*TASK*:
Set down the records once more, please, exactly and with the pictures left out.

*EXTRACTED DATA*:
▽

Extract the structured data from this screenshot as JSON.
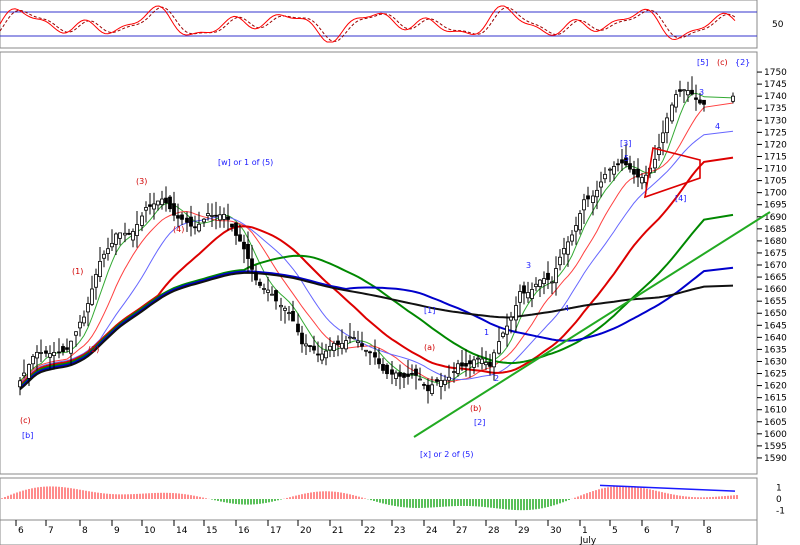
{
  "chart_data": [
    {
      "type": "line",
      "panel": "oscillator",
      "yticks": [
        50
      ],
      "ylim": [
        0,
        100
      ],
      "reference_lines": [
        80,
        20
      ],
      "series": [
        {
          "color": "#ff0000",
          "style": "solid"
        },
        {
          "color": "#990000",
          "style": "dashed"
        }
      ]
    },
    {
      "type": "candlestick",
      "panel": "price",
      "ylim": [
        1585,
        1755
      ],
      "yticks": [
        1590,
        1595,
        1600,
        1605,
        1610,
        1615,
        1620,
        1625,
        1630,
        1635,
        1640,
        1645,
        1650,
        1655,
        1660,
        1665,
        1670,
        1675,
        1680,
        1685,
        1690,
        1695,
        1700,
        1705,
        1710,
        1715,
        1720,
        1725,
        1730,
        1735,
        1740,
        1745,
        1750
      ],
      "x_days": [
        {
          "label": "6",
          "close": 1622
        },
        {
          "label": "7",
          "close": 1633
        },
        {
          "label": "8",
          "close": 1649
        },
        {
          "label": "9",
          "close": 1682
        },
        {
          "label": "10",
          "close": 1695
        },
        {
          "label": "14",
          "close": 1688
        },
        {
          "label": "15",
          "close": 1693
        },
        {
          "label": "16",
          "close": 1678
        },
        {
          "label": "17",
          "close": 1660
        },
        {
          "label": "20",
          "close": 1635
        },
        {
          "label": "21",
          "close": 1640
        },
        {
          "label": "22",
          "close": 1632
        },
        {
          "label": "23",
          "close": 1628
        },
        {
          "label": "24",
          "close": 1615
        },
        {
          "label": "27",
          "close": 1632
        },
        {
          "label": "28",
          "close": 1625
        },
        {
          "label": "29",
          "close": 1662
        },
        {
          "label": "30",
          "close": 1660
        },
        {
          "label": "1",
          "close": 1700
        },
        {
          "label": "5",
          "close": 1708
        },
        {
          "label": "6",
          "close": 1710
        },
        {
          "label": "7",
          "close": 1738
        },
        {
          "label": "8",
          "close": 1740
        }
      ],
      "month_label": "July",
      "moving_average_colors": [
        "#33aa33",
        "#ff4040",
        "#6666ff",
        "#dd0000",
        "#008800",
        "#0000cc",
        "#111111"
      ],
      "annotations": [
        {
          "text": "[w] or 1 of (5)",
          "color": "#1a1aff"
        },
        {
          "text": "[x] or 2 of (5)",
          "color": "#1a1aff"
        },
        {
          "text": "(3)",
          "color": "#d00000"
        },
        {
          "text": "(1)",
          "color": "#d00000"
        },
        {
          "text": "(2)",
          "color": "#d00000"
        },
        {
          "text": "(4)",
          "color": "#d00000"
        },
        {
          "text": "(c)",
          "color": "#d00000"
        },
        {
          "text": "[b]",
          "color": "#1a1aff"
        },
        {
          "text": "(a)",
          "color": "#d00000"
        },
        {
          "text": "[1]",
          "color": "#1a1aff"
        },
        {
          "text": "1",
          "color": "#1a1aff"
        },
        {
          "text": "2",
          "color": "#1a1aff"
        },
        {
          "text": "(b)",
          "color": "#d00000"
        },
        {
          "text": "[2]",
          "color": "#1a1aff"
        },
        {
          "text": "3",
          "color": "#1a1aff"
        },
        {
          "text": "4",
          "color": "#1a1aff"
        },
        {
          "text": "[3]",
          "color": "#1a1aff"
        },
        {
          "text": "5",
          "color": "#1a1aff"
        },
        {
          "text": "[4]",
          "color": "#1a1aff"
        },
        {
          "text": "3",
          "color": "#1a1aff"
        },
        {
          "text": "4",
          "color": "#1a1aff"
        },
        {
          "text": "[5]",
          "color": "#1a1aff"
        },
        {
          "text": "(c)",
          "color": "#d00000"
        },
        {
          "text": "{2}",
          "color": "#1a1aff"
        }
      ]
    },
    {
      "type": "bar",
      "panel": "histogram",
      "yticks": [
        1,
        0,
        -1
      ],
      "ylim": [
        -1.5,
        1.5
      ],
      "colors": {
        "positive": "#ff6666",
        "negative": "#22aa22"
      }
    }
  ]
}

△

*RESPONSE TO THE TASK*:
Extract the structured data from this screenshot as JSON.
{
  "chart_data": [
    {
      "type": "line",
      "panel": "oscillator",
      "yticks": [
        50
      ],
      "ylim": [
        0,
        100
      ],
      "reference_lines": [
        80,
        20
      ],
      "series": [
        {
          "color": "#ff0000",
          "style": "solid"
        },
        {
          "color": "#990000",
          "style": "dashed"
        }
      ]
    },
    {
      "type": "candlestick",
      "panel": "price",
      "ylim": [
        1585,
        1755
      ],
      "yticks": [
        1590,
        1595,
        1600,
        1605,
        1610,
        1615,
        1620,
        1625,
        1630,
        1635,
        1640,
        1645,
        1650,
        1655,
        1660,
        1665,
        1670,
        1675,
        1680,
        1685,
        1690,
        1695,
        1700,
        1705,
        1710,
        1715,
        1720,
        1725,
        1730,
        1735,
        1740,
        1745,
        1750
      ],
      "x_days": [
        {
          "label": "6",
          "close": 1622
        },
        {
          "label": "7",
          "close": 1633
        },
        {
          "label": "8",
          "close": 1649
        },
        {
          "label": "9",
          "close": 1682
        },
        {
          "label": "10",
          "close": 1695
        },
        {
          "label": "14",
          "close": 1688
        },
        {
          "label": "15",
          "close": 1693
        },
        {
          "label": "16",
          "close": 1678
        },
        {
          "label": "17",
          "close": 1660
        },
        {
          "label": "20",
          "close": 1635
        },
        {
          "label": "21",
          "close": 1640
        },
        {
          "label": "22",
          "close": 1632
        },
        {
          "label": "23",
          "close": 1628
        },
        {
          "label": "24",
          "close": 1615
        },
        {
          "label": "27",
          "close": 1632
        },
        {
          "label": "28",
          "close": 1625
        },
        {
          "label": "29",
          "close": 1662
        },
        {
          "label": "30",
          "close": 1660
        },
        {
          "label": "1",
          "close": 1700
        },
        {
          "label": "5",
          "close": 1708
        },
        {
          "label": "6",
          "close": 1710
        },
        {
          "label": "7",
          "close": 1738
        },
        {
          "label": "8",
          "close": 1740
        }
      ],
      "month_label": "July",
      "moving_average_colors": [
        "#33aa33",
        "#ff4040",
        "#6666ff",
        "#dd0000",
        "#008800",
        "#0000cc",
        "#111111"
      ],
      "annotations": [
        {
          "text": "[w] or 1 of (5)",
          "color": "#1a1aff"
        },
        {
          "text": "[x] or 2 of (5)",
          "color": "#1a1aff"
        },
        {
          "text": "(3)",
          "color": "#d00000"
        },
        {
          "text": "(1)",
          "color": "#d00000"
        },
        {
          "text": "(2)",
          "color": "#d00000"
        },
        {
          "text": "(4)",
          "color": "#d00000"
        },
        {
          "text": "(c)",
          "color": "#d00000"
        },
        {
          "text": "[b]",
          "color": "#1a1aff"
        },
        {
          "text": "(a)",
          "color": "#d00000"
        },
        {
          "text": "[1]",
          "color": "#1a1aff"
        },
        {
          "text": "1",
          "color": "#1a1aff"
        },
        {
          "text": "2",
          "color": "#1a1aff"
        },
        {
          "text": "(b)",
          "color": "#d00000"
        },
        {
          "text": "[2]",
          "color": "#1a1aff"
        },
        {
          "text": "3",
          "color": "#1a1aff"
        },
        {
          "text": "4",
          "color": "#1a1aff"
        },
        {
          "text": "[3]",
          "color": "#1a1aff"
        },
        {
          "text": "5",
          "color": "#1a1aff"
        },
        {
          "text": "[4]",
          "color": "#1a1aff"
        },
        {
          "text": "3",
          "color": "#1a1aff"
        },
        {
          "text": "4",
          "color": "#1a1aff"
        },
        {
          "text": "[5]",
          "color": "#1a1aff"
        },
        {
          "text": "(c)",
          "color": "#d00000"
        },
        {
          "text": "{2}",
          "color": "#1a1aff"
        }
      ]
    },
    {
      "type": "bar",
      "panel": "histogram",
      "yticks": [
        1,
        0,
        -1
      ],
      "ylim": [
        -1.5,
        1.5
      ],
      "colors": {
        "positive": "#ff6666",
        "negative": "#22aa22"
      }
    }
  ]
}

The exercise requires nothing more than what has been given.